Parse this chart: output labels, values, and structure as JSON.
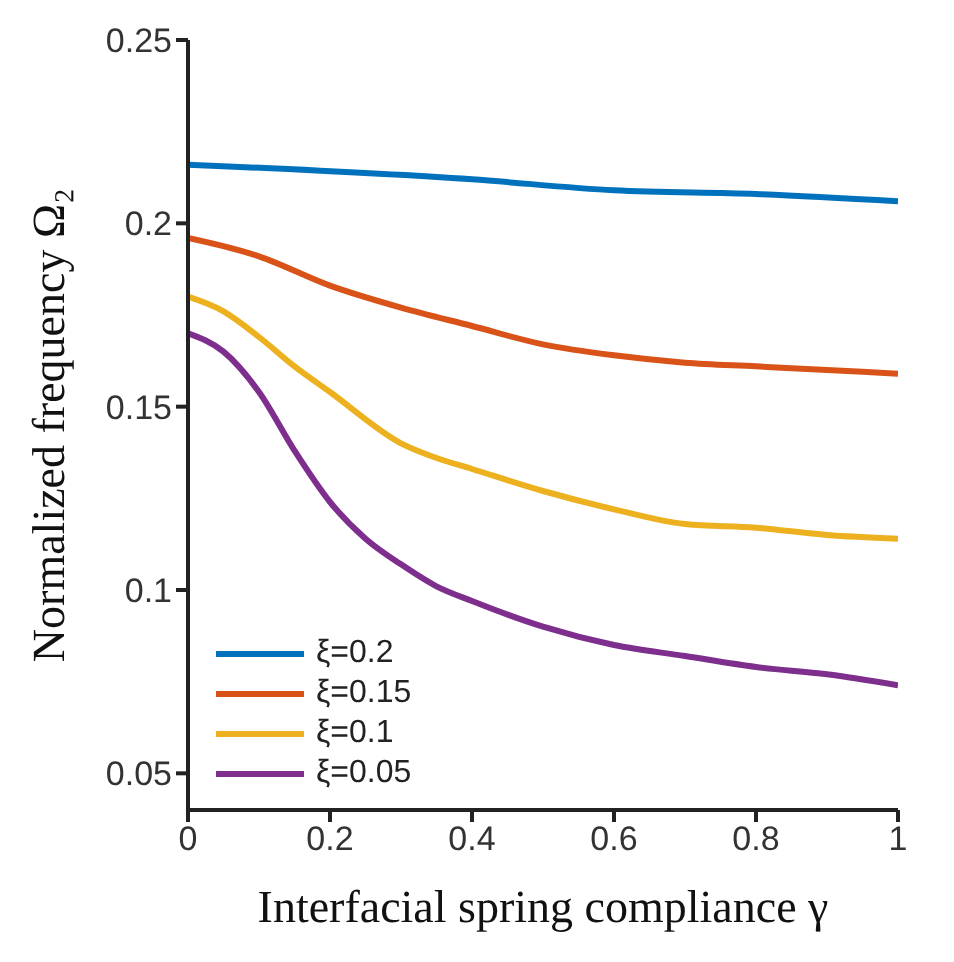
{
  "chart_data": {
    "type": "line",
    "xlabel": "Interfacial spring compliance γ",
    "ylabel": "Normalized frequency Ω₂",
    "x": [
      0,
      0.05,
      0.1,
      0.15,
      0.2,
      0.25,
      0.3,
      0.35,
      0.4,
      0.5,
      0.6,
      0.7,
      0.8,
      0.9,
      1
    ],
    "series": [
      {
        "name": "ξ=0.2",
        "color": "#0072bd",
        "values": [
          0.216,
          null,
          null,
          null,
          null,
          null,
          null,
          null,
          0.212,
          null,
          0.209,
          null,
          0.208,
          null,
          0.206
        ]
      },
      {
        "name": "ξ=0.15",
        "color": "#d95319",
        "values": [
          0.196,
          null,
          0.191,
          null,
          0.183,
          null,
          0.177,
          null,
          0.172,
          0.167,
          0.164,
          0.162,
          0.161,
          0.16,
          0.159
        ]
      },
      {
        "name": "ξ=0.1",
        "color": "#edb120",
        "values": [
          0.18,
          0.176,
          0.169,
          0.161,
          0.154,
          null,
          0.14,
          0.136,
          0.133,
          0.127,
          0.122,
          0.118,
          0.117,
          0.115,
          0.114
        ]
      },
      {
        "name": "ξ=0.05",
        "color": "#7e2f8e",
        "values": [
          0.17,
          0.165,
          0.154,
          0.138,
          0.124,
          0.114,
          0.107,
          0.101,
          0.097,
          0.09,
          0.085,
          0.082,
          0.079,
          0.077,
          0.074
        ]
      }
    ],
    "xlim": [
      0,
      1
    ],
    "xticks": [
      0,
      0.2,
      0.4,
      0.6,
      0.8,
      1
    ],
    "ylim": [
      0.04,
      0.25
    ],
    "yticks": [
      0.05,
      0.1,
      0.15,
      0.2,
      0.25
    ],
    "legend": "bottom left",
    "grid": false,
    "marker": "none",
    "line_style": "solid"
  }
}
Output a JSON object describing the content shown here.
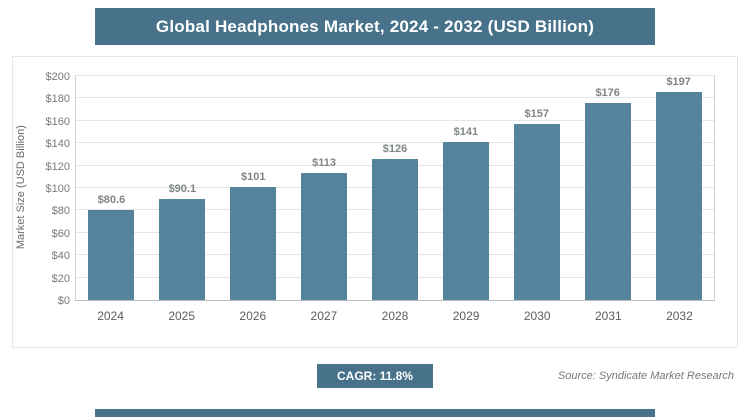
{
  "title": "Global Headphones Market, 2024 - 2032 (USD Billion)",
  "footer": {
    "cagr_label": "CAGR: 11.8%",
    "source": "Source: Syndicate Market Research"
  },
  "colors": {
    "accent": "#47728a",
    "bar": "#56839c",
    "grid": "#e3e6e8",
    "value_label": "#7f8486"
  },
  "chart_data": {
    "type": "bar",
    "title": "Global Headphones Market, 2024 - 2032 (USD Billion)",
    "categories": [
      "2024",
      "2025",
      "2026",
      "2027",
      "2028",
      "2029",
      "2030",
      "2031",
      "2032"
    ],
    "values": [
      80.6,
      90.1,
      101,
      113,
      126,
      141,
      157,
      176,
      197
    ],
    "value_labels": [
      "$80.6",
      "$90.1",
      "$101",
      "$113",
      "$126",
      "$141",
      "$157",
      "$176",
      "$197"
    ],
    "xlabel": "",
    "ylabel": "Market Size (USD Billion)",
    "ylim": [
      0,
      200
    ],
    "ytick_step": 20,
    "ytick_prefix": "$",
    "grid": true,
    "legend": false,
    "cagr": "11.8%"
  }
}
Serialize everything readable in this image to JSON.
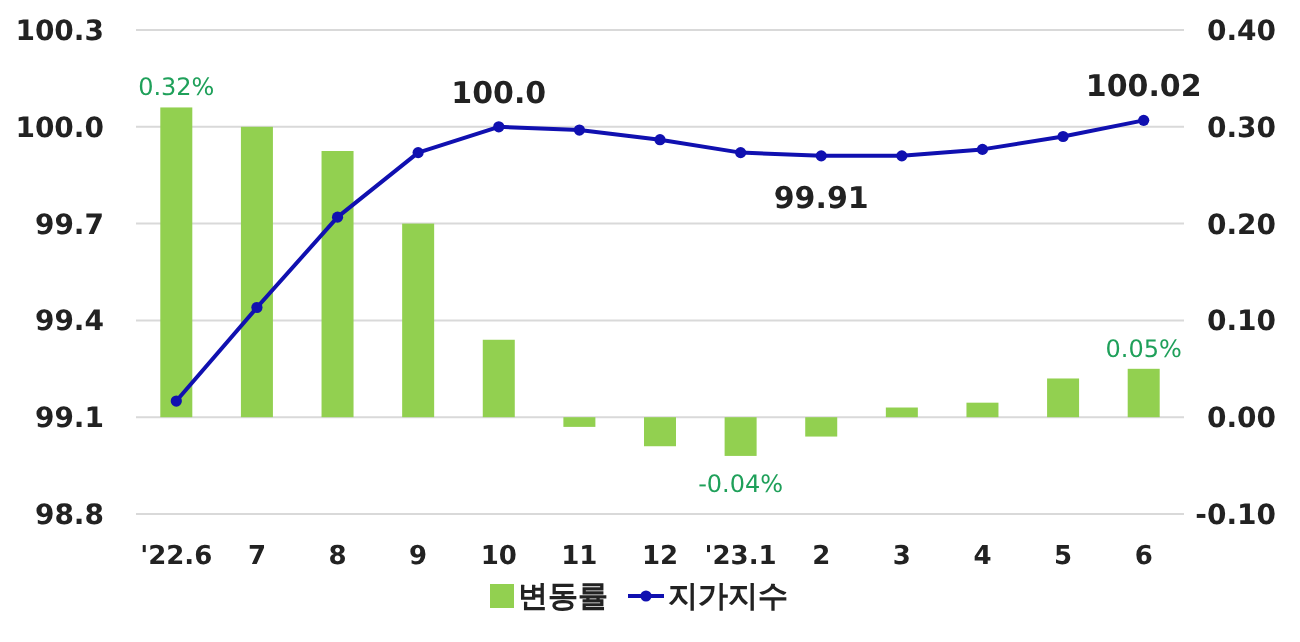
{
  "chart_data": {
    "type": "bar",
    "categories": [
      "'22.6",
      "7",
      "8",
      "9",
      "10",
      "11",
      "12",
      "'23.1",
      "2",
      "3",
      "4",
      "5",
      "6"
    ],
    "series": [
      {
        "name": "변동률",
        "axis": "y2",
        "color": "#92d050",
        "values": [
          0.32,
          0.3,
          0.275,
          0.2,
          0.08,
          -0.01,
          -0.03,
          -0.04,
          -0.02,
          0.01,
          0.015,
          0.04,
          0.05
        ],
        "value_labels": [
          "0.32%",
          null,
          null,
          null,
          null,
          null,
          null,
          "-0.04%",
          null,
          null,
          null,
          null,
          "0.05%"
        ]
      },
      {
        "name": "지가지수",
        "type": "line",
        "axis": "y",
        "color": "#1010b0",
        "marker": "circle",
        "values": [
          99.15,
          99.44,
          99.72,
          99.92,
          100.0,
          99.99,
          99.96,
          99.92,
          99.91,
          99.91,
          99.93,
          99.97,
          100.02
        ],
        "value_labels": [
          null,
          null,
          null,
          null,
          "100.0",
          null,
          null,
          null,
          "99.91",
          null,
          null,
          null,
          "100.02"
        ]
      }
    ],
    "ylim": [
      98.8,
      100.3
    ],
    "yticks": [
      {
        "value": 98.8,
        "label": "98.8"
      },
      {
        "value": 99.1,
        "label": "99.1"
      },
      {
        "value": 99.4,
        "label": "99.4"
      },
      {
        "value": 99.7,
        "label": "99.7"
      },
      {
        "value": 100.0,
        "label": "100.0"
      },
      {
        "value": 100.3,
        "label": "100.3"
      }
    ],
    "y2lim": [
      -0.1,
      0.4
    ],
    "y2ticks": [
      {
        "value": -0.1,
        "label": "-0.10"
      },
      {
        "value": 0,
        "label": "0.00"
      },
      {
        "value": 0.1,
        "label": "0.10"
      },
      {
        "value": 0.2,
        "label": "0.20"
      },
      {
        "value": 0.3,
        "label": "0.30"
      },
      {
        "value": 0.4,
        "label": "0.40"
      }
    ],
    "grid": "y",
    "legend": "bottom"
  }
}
* * *
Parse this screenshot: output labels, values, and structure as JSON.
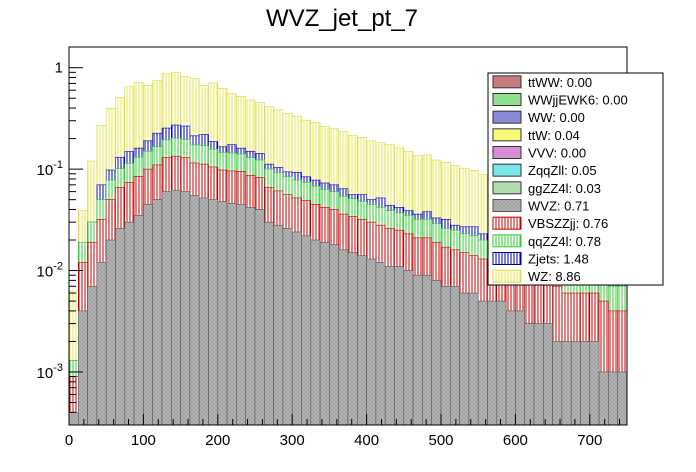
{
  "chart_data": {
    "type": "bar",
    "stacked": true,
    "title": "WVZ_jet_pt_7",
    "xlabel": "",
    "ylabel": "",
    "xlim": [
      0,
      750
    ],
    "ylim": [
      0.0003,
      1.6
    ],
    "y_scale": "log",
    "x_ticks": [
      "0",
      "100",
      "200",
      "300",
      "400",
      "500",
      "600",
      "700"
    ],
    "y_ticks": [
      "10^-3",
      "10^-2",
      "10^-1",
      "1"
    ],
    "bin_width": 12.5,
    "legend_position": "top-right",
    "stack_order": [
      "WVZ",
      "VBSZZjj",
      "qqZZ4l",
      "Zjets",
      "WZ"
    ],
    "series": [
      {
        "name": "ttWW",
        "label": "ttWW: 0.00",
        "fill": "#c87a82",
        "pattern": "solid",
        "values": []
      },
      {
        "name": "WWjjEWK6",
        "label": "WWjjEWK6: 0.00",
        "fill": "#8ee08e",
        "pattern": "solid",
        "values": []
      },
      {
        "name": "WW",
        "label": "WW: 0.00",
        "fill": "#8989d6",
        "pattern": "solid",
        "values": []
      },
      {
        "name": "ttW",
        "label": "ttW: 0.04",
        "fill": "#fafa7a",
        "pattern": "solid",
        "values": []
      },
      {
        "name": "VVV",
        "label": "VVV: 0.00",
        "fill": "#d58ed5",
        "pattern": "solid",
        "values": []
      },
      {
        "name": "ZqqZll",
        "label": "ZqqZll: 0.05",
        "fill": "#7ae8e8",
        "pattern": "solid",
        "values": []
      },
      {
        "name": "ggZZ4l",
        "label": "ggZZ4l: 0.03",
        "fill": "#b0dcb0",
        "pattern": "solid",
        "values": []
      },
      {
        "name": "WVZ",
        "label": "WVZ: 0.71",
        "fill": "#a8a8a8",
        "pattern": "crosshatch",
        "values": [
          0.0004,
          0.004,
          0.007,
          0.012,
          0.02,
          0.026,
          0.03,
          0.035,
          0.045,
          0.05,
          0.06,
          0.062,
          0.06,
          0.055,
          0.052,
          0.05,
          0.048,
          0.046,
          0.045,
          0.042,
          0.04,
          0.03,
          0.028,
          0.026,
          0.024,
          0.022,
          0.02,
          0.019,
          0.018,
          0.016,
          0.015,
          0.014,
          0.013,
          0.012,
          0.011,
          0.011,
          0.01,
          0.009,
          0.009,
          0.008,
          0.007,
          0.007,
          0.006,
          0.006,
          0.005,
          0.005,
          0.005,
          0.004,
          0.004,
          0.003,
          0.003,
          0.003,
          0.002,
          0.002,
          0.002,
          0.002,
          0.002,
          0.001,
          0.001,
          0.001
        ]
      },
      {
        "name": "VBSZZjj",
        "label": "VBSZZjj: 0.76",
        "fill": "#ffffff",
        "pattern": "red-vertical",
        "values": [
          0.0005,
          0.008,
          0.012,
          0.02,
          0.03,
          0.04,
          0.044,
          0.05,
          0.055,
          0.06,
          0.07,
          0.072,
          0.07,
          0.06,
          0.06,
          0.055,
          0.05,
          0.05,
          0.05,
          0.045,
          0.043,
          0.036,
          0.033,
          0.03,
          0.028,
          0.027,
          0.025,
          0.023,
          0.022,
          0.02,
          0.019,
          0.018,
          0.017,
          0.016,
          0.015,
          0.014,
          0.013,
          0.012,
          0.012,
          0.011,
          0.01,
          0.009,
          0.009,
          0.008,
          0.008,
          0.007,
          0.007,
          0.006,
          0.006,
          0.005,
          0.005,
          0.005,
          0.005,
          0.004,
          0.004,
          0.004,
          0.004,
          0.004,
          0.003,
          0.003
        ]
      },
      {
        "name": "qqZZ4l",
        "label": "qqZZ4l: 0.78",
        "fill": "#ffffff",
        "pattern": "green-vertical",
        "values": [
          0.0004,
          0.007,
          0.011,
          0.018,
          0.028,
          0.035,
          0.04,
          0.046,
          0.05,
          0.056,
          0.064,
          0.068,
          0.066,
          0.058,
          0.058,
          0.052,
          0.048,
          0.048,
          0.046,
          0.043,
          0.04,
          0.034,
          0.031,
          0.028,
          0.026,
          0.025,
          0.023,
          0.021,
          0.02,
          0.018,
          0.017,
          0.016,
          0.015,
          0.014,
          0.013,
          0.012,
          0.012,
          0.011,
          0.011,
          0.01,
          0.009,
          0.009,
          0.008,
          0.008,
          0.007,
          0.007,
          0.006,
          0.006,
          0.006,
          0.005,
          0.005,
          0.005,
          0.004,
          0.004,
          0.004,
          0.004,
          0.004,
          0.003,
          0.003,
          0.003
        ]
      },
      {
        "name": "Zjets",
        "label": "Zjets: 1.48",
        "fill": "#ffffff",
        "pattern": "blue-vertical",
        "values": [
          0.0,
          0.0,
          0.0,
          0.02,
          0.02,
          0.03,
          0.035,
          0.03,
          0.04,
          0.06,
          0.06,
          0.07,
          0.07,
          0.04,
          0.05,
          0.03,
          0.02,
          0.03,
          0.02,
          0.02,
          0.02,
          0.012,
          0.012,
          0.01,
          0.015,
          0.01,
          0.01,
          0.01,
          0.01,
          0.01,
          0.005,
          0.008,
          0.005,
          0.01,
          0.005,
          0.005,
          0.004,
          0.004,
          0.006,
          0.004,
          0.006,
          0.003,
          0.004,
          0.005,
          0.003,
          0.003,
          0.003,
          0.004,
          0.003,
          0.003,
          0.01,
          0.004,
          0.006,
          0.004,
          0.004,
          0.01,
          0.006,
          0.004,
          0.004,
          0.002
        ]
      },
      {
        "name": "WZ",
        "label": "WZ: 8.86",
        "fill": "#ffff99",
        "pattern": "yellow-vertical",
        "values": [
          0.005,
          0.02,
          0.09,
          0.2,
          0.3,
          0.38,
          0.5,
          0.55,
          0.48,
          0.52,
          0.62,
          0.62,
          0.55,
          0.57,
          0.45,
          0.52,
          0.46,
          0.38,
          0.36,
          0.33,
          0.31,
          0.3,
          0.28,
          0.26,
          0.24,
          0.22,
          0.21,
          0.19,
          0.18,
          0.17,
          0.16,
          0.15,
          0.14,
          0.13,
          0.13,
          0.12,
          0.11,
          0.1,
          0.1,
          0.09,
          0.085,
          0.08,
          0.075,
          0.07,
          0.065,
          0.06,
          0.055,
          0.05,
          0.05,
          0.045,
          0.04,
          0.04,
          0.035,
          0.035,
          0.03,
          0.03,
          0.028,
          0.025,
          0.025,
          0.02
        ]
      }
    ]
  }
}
---
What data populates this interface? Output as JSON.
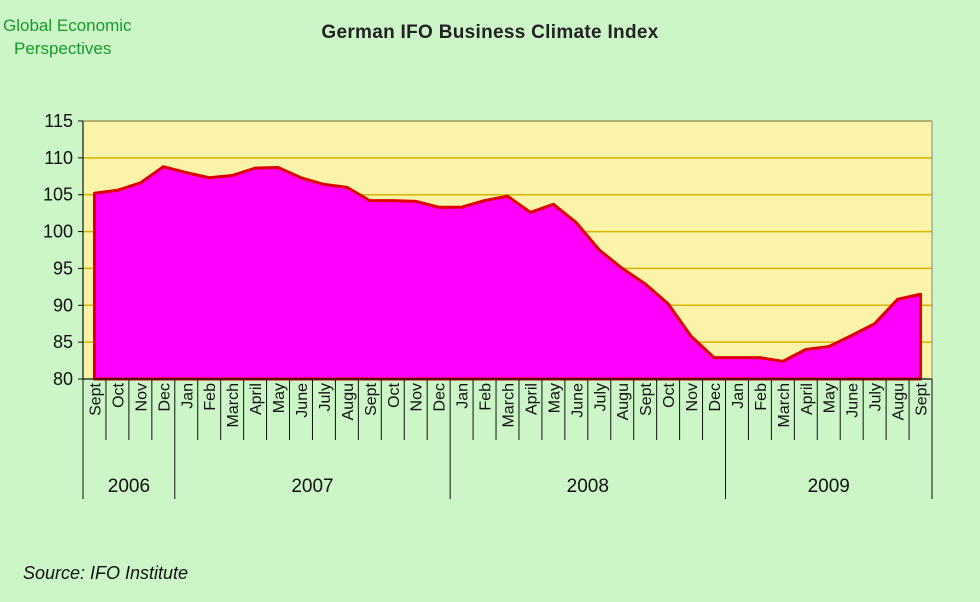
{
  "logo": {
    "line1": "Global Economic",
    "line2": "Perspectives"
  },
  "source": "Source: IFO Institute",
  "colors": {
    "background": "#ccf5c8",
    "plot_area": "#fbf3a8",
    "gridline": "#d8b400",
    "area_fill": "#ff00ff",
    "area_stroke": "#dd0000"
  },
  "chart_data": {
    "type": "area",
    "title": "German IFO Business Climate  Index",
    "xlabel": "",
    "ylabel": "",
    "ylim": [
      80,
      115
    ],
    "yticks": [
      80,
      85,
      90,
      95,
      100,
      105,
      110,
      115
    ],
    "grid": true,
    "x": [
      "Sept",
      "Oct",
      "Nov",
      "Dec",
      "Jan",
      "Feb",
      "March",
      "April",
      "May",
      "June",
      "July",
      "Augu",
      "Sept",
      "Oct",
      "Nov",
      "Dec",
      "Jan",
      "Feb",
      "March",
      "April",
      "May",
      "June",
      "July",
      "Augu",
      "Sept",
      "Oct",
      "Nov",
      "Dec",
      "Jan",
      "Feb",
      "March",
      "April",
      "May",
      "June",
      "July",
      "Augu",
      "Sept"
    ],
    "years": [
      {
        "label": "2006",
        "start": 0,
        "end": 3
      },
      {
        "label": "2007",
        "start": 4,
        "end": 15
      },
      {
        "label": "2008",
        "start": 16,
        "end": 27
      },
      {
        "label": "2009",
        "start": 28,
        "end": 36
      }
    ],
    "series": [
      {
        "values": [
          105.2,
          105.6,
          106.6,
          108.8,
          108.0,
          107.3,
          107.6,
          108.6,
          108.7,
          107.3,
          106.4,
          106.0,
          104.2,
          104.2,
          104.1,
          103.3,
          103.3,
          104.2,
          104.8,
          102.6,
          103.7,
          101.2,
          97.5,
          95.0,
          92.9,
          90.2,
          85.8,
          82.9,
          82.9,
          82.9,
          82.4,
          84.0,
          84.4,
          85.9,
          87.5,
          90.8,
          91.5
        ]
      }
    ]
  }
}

■ **Task objective**: In the entries above, find each line with the string "vertical" and copy it.

■ **Task response**:
        "pattern": "red-vertical",
        "pattern": "green-vertical",
        "pattern": "blue-vertical",
        "pattern": "yellow-vertical",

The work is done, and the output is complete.